> **What you have to do**:
Restate the complete material exactly.
■ ■ ■ ■ ■ ■ ■
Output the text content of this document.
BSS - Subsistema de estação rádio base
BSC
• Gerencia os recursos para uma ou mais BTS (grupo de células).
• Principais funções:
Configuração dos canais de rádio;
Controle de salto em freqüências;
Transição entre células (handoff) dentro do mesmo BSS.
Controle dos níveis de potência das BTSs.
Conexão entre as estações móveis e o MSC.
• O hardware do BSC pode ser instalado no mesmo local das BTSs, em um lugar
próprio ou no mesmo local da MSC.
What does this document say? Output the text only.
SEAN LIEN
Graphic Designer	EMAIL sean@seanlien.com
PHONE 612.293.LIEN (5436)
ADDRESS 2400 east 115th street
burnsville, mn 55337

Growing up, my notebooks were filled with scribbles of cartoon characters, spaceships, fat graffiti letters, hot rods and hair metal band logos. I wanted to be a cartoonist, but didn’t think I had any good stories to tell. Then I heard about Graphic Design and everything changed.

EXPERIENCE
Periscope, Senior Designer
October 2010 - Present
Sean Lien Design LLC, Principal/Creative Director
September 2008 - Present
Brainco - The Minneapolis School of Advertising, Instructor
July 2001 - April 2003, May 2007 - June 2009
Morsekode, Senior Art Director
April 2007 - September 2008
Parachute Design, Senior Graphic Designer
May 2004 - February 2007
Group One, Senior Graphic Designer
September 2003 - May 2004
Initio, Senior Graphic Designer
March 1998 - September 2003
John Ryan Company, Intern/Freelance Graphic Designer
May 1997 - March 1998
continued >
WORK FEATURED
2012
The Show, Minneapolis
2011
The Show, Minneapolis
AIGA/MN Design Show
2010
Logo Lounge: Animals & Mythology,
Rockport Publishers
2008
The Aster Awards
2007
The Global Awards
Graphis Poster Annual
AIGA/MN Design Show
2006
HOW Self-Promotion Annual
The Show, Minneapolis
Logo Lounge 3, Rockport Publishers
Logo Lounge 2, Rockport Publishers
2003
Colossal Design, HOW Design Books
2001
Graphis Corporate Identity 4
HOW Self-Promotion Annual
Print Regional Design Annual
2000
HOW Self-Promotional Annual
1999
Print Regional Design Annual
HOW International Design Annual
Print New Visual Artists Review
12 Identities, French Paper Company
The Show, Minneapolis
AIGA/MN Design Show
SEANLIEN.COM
■ ■ ■ ■ ■ ■ ■
> **Full solution**:
Output the text content of this document.
BSS - Subsistema de estação rádio base
BSC
• Gerencia os recursos para uma ou mais BTS (grupo de células).
• Principais funções:
Configuração dos canais de rádio;
Controle de salto em freqüências;
Transição entre células (handoff) dentro do mesmo BSS.
Controle dos níveis de potência das BTSs.
Conexão entre as estações móveis e o MSC.
• O hardware do BSC pode ser instalado no mesmo local das BTSs, em um lugar
próprio ou no mesmo local da MSC.
What does this document say? Output the text only.
SEAN LIEN
Graphic Designer	EMAIL sean@seanlien.com
PHONE 612.293.LIEN (5436)
ADDRESS 2400 east 115th street
burnsville, mn 55337

Growing up, my notebooks were filled with scribbles of cartoon characters, spaceships, fat graffiti letters, hot rods and hair metal band logos. I wanted to be a cartoonist, but didn’t think I had any good stories to tell. Then I heard about Graphic Design and everything changed.

EXPERIENCE
Periscope, Senior Designer
October 2010 - Present
Sean Lien Design LLC, Principal/Creative Director
September 2008 - Present
Brainco - The Minneapolis School of Advertising, Instructor
July 2001 - April 2003, May 2007 - June 2009
Morsekode, Senior Art Director
April 2007 - September 2008
Parachute Design, Senior Graphic Designer
May 2004 - February 2007
Group One, Senior Graphic Designer
September 2003 - May 2004
Initio, Senior Graphic Designer
March 1998 - September 2003
John Ryan Company, Intern/Freelance Graphic Designer
May 1997 - March 1998
continued >
WORK FEATURED
2012
The Show, Minneapolis
2011
The Show, Minneapolis
AIGA/MN Design Show
2010
Logo Lounge: Animals & Mythology,
Rockport Publishers
2008
The Aster Awards
2007
The Global Awards
Graphis Poster Annual
AIGA/MN Design Show
2006
HOW Self-Promotion Annual
The Show, Minneapolis
Logo Lounge 3, Rockport Publishers
Logo Lounge 2, Rockport Publishers
2003
Colossal Design, HOW Design Books
2001
Graphis Corporate Identity 4
HOW Self-Promotion Annual
Print Regional Design Annual
2000
HOW Self-Promotional Annual
1999
Print Regional Design Annual
HOW International Design Annual
Print New Visual Artists Review
12 Identities, French Paper Company
The Show, Minneapolis
AIGA/MN Design Show
SEANLIEN.COM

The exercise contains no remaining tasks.